## [YOUR GOAL]
Filter the data for lines with the word "color", then copy every line so identified.

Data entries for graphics
^^^^^^^^^^^^^^^^
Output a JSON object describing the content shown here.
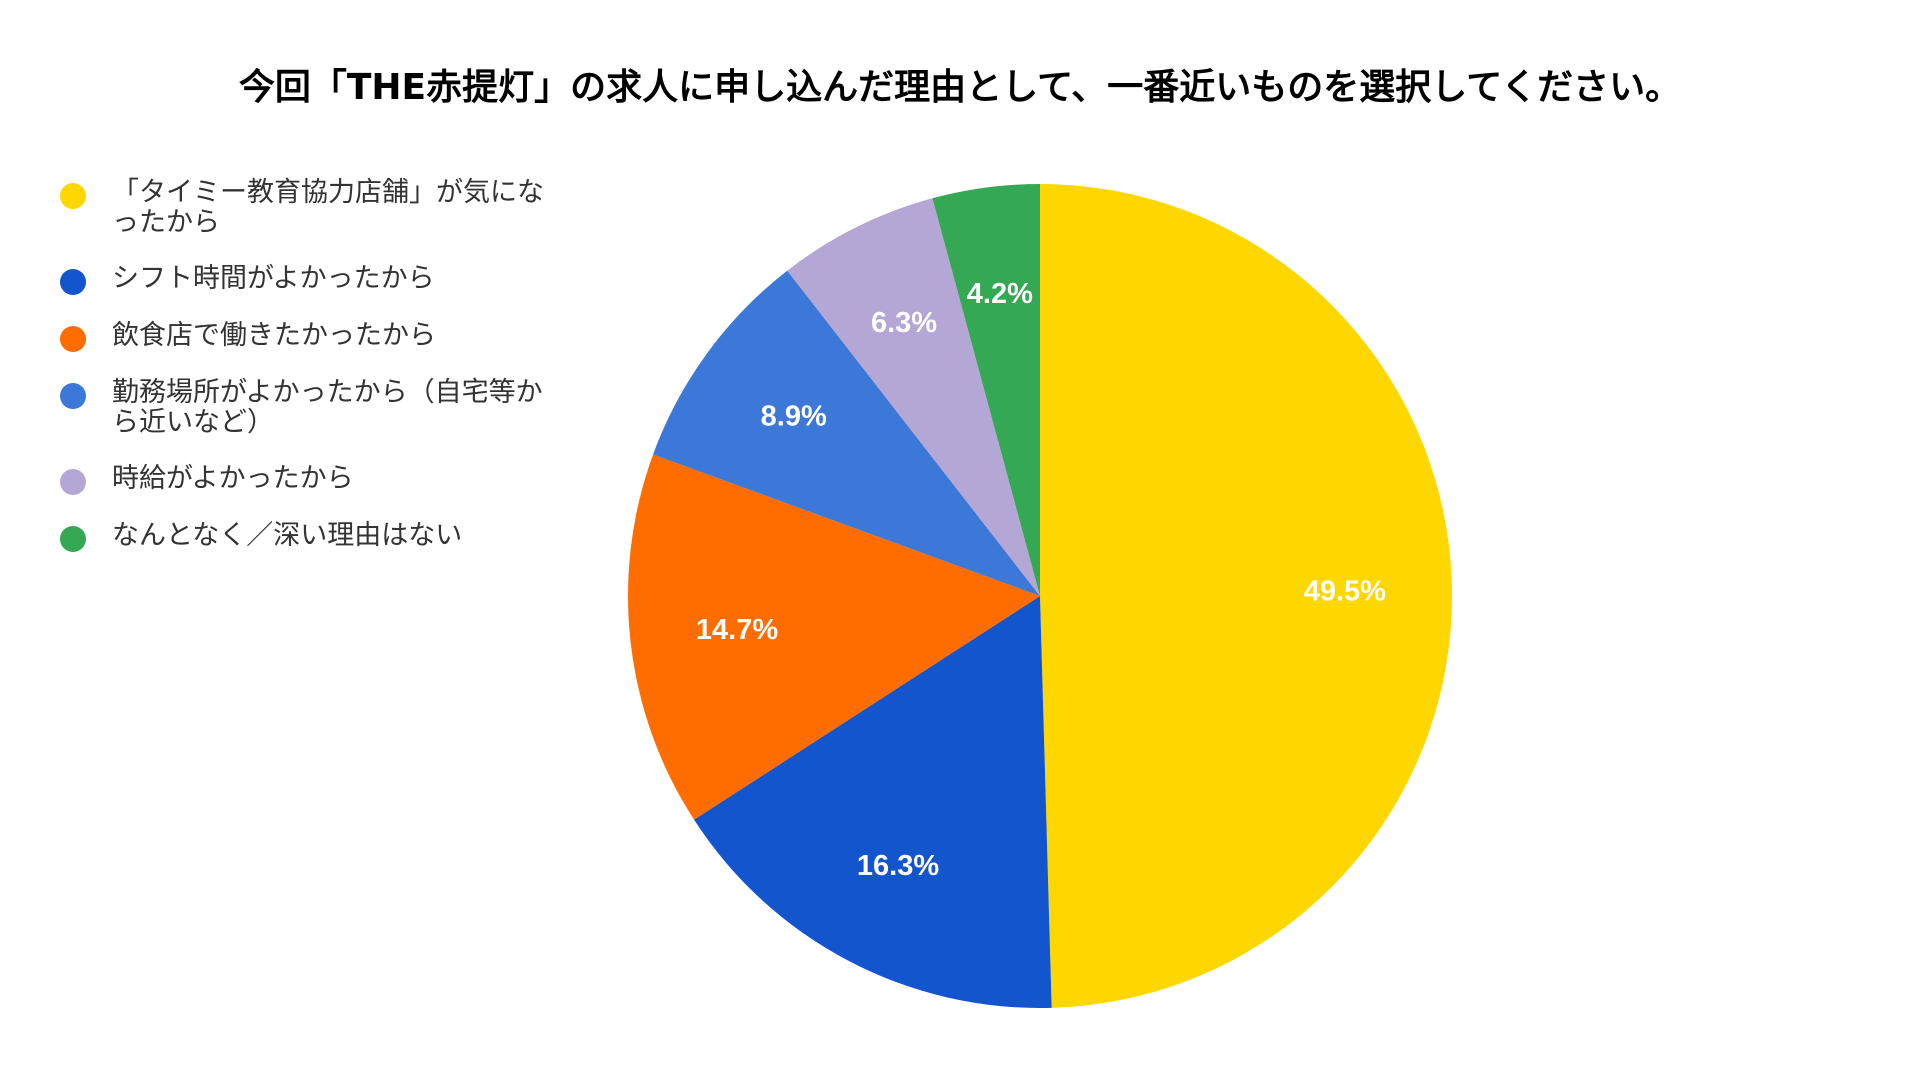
{
  "chart_data": {
    "type": "pie",
    "title": "今回「THE赤提灯」の求人に申し込んだ理由として、一番近いものを選択してください。",
    "legend_position": "left",
    "start_angle": "12 o'clock",
    "direction": "clockwise",
    "slices": [
      {
        "label": "「タイミー教育協力店舗」が気になったから",
        "value": 49.5,
        "value_label": "49.5%",
        "color": "#FFD700"
      },
      {
        "label": "シフト時間がよかったから",
        "value": 16.3,
        "value_label": "16.3%",
        "color": "#1355CC"
      },
      {
        "label": "飲食店で働きたかったから",
        "value": 14.7,
        "value_label": "14.7%",
        "color": "#FF6D01"
      },
      {
        "label": "勤務場所がよかったから（自宅等から近いなど）",
        "value": 8.9,
        "value_label": "8.9%",
        "color": "#3C78D8"
      },
      {
        "label": "時給がよかったから",
        "value": 6.3,
        "value_label": "6.3%",
        "color": "#B4A7D6"
      },
      {
        "label": "なんとなく／深い理由はない",
        "value": 4.2,
        "value_label": "4.2%",
        "color": "#34A853"
      }
    ]
  }
}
^^^^^^^^^^^^^^^^
## [RESPONSE]
        "color": "#FFD700"
        "color": "#1355CC"
        "color": "#FF6D01"
        "color": "#3C78D8"
        "color": "#B4A7D6"
        "color": "#34A853"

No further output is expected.